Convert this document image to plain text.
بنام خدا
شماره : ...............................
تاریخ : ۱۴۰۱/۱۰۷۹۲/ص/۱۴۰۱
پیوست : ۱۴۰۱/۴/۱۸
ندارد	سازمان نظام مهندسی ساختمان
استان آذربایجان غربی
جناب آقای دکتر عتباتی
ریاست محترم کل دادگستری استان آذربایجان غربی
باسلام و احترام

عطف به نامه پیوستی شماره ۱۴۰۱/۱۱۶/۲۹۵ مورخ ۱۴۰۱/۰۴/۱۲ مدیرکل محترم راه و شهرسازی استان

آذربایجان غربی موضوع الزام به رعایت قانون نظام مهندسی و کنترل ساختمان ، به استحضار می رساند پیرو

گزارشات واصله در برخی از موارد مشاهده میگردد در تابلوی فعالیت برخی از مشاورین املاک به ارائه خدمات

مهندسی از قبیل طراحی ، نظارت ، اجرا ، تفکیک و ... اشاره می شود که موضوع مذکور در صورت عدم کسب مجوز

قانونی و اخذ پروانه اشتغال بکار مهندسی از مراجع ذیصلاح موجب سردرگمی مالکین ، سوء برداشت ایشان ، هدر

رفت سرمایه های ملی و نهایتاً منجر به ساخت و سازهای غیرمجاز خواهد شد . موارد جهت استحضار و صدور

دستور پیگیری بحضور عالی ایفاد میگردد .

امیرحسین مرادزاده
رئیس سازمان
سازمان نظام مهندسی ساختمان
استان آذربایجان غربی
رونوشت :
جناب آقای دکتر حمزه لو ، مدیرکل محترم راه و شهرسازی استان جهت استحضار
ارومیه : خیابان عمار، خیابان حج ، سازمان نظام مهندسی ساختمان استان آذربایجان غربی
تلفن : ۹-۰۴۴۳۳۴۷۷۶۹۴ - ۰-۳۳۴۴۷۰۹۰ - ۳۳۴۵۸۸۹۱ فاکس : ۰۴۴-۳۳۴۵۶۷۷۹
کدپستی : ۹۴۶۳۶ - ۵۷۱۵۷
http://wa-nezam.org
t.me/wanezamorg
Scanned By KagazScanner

========

TASK INSTRUCTIONS
Return the entries above exactly as they appear.

EXPECTED OUTPUT
Convert this document image to plain text.
بنام خدا
شماره : ...............................
تاریخ : ۱۴۰۱/۱۰۷۹۲/ص/۱۴۰۱
پیوست : ۱۴۰۱/۴/۱۸
ندارد	سازمان نظام مهندسی ساختمان
استان آذربایجان غربی
جناب آقای دکتر عتباتی
ریاست محترم کل دادگستری استان آذربایجان غربی
باسلام و احترام

عطف به نامه پیوستی شماره ۱۴۰۱/۱۱۶/۲۹۵ مورخ ۱۴۰۱/۰۴/۱۲ مدیرکل محترم راه و شهرسازی استان

آذربایجان غربی موضوع الزام به رعایت قانون نظام مهندسی و کنترل ساختمان ، به استحضار می رساند پیرو

گزارشات واصله در برخی از موارد مشاهده میگردد در تابلوی فعالیت برخی از مشاورین املاک به ارائه خدمات

مهندسی از قبیل طراحی ، نظارت ، اجرا ، تفکیک و ... اشاره می شود که موضوع مذکور در صورت عدم کسب مجوز

قانونی و اخذ پروانه اشتغال بکار مهندسی از مراجع ذیصلاح موجب سردرگمی مالکین ، سوء برداشت ایشان ، هدر

رفت سرمایه های ملی و نهایتاً منجر به ساخت و سازهای غیرمجاز خواهد شد . موارد جهت استحضار و صدور

دستور پیگیری بحضور عالی ایفاد میگردد .

امیرحسین مرادزاده
رئیس سازمان
سازمان نظام مهندسی ساختمان
استان آذربایجان غربی
رونوشت :
جناب آقای دکتر حمزه لو ، مدیرکل محترم راه و شهرسازی استان جهت استحضار
ارومیه : خیابان عمار، خیابان حج ، سازمان نظام مهندسی ساختمان استان آذربایجان غربی
تلفن : ۹-۰۴۴۳۳۴۷۷۶۹۴ - ۰-۳۳۴۴۷۰۹۰ - ۳۳۴۵۸۸۹۱ فاکس : ۰۴۴-۳۳۴۵۶۷۷۹
کدپستی : ۹۴۶۳۶ - ۵۷۱۵۷
http://wa-nezam.org
t.me/wanezamorg
Scanned By KagazScanner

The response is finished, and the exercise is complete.